#### ENTRIES SUPPLIED

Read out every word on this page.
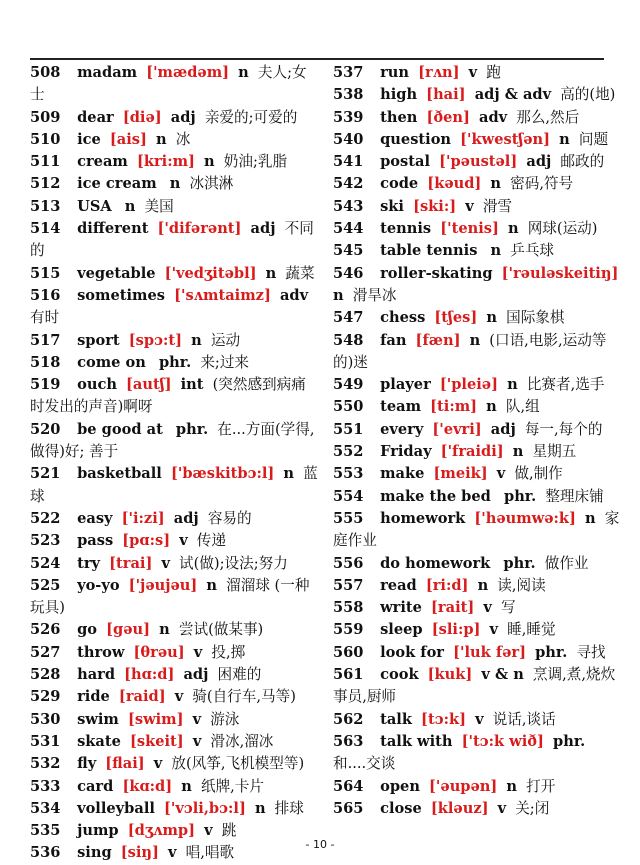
508 madam ['mædəm] n 夫人;女士
509 dear [diə] adj 亲爱的;可爱的
510 ice [ais] n 冰
511 cream [kri:m] n 奶油;乳脂
512 ice cream n 冰淇淋
513 USA n 美国
514 different ['difərənt] adj 不同的
515 vegetable ['vedʒitəbl] n 蔬菜
516 sometimes ['sʌmtaimz] adv 有时
517 sport [spɔ:t] n 运动
518 come on phr. 来;过来
519 ouch [autʃ] int (突然感到病痛时发出的声音)啊呀
520 be good at phr. 在...方面(学得,做得)好; 善于
521 basketball ['bæskitbɔ:l] n 蓝球
522 easy ['i:zi] adj 容易的
523 pass [pɑ:s] v 传递
524 try [trai] v 试(做);设法;努力
525 yo-yo ['jəujəu] n 溜溜球 (一种玩具)
526 go [gəu] n 尝试(做某事)
527 throw [θrəu] v 投,掷
528 hard [hɑ:d] adj 困难的
529 ride [raid] v 骑(自行车,马等)
530 swim [swim] v 游泳
531 skate [skeit] v 滑冰,溜冰
532 fly [flai] v 放(风筝,飞机模型等)
533 card [kɑ:d] n 纸牌,卡片
534 volleyball ['vɔli,bɔ:l] n 排球
535 jump [dʒʌmp] v 跳
536 sing [siŋ] v 唱,唱歌
537 run [rʌn] v 跑
538 high [hai] adj & adv 高的(地)
539 then [ðen] adv 那么,然后
540 question ['kwestʃən] n 问题
541 postal ['pəustəl] adj 邮政的
542 code [kəud] n 密码,符号
543 ski [ski:] v 滑雪
544 tennis ['tenis] n 网球(运动)
545 table tennis n 乒乓球
546 roller-skating ['rəuləskeitiŋ] n 滑旱冰
547 chess [tʃes] n 国际象棋
548 fan [fæn] n (口语,电影,运动等的)迷
549 player ['pleiə] n 比赛者,选手
550 team [ti:m] n 队,组
551 every ['evri] adj 每一,每个的
552 Friday ['fraidi] n 星期五
553 make [meik] v 做,制作
554 make the bed phr. 整理床铺
555 homework ['həumwə:k] n 家庭作业
556 do homework phr. 做作业
557 read [ri:d] n 读,阅读
558 write [rait] v 写
559 sleep [sli:p] v 睡,睡觉
560 look for ['luk fər] phr. 寻找
561 cook [kuk] v & n 烹调,煮,烧炊事员,厨师
562 talk [tɔ:k] v 说话,谈话
563 talk with ['tɔ:k wið] phr. 和....交谈
564 open ['əupən] n 打开
565 close [kləuz] v 关;闭
- 10 -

########

■ TASK DETAILS ■
Output every entry exactly as given; pictures are not part of the copy.

■ PROBLEM SOLUTION ■
Read out every word on this page.
508 madam ['mædəm] n 夫人;女士
509 dear [diə] adj 亲爱的;可爱的
510 ice [ais] n 冰
511 cream [kri:m] n 奶油;乳脂
512 ice cream n 冰淇淋
513 USA n 美国
514 different ['difərənt] adj 不同的
515 vegetable ['vedʒitəbl] n 蔬菜
516 sometimes ['sʌmtaimz] adv 有时
517 sport [spɔ:t] n 运动
518 come on phr. 来;过来
519 ouch [autʃ] int (突然感到病痛时发出的声音)啊呀
520 be good at phr. 在...方面(学得,做得)好; 善于
521 basketball ['bæskitbɔ:l] n 蓝球
522 easy ['i:zi] adj 容易的
523 pass [pɑ:s] v 传递
524 try [trai] v 试(做);设法;努力
525 yo-yo ['jəujəu] n 溜溜球 (一种玩具)
526 go [gəu] n 尝试(做某事)
527 throw [θrəu] v 投,掷
528 hard [hɑ:d] adj 困难的
529 ride [raid] v 骑(自行车,马等)
530 swim [swim] v 游泳
531 skate [skeit] v 滑冰,溜冰
532 fly [flai] v 放(风筝,飞机模型等)
533 card [kɑ:d] n 纸牌,卡片
534 volleyball ['vɔli,bɔ:l] n 排球
535 jump [dʒʌmp] v 跳
536 sing [siŋ] v 唱,唱歌
537 run [rʌn] v 跑
538 high [hai] adj & adv 高的(地)
539 then [ðen] adv 那么,然后
540 question ['kwestʃən] n 问题
541 postal ['pəustəl] adj 邮政的
542 code [kəud] n 密码,符号
543 ski [ski:] v 滑雪
544 tennis ['tenis] n 网球(运动)
545 table tennis n 乒乓球
546 roller-skating ['rəuləskeitiŋ] n 滑旱冰
547 chess [tʃes] n 国际象棋
548 fan [fæn] n (口语,电影,运动等的)迷
549 player ['pleiə] n 比赛者,选手
550 team [ti:m] n 队,组
551 every ['evri] adj 每一,每个的
552 Friday ['fraidi] n 星期五
553 make [meik] v 做,制作
554 make the bed phr. 整理床铺
555 homework ['həumwə:k] n 家庭作业
556 do homework phr. 做作业
557 read [ri:d] n 读,阅读
558 write [rait] v 写
559 sleep [sli:p] v 睡,睡觉
560 look for ['luk fər] phr. 寻找
561 cook [kuk] v & n 烹调,煮,烧炊事员,厨师
562 talk [tɔ:k] v 说话,谈话
563 talk with ['tɔ:k wið] phr. 和....交谈
564 open ['əupən] n 打开
565 close [kləuz] v 关;闭
- 10 -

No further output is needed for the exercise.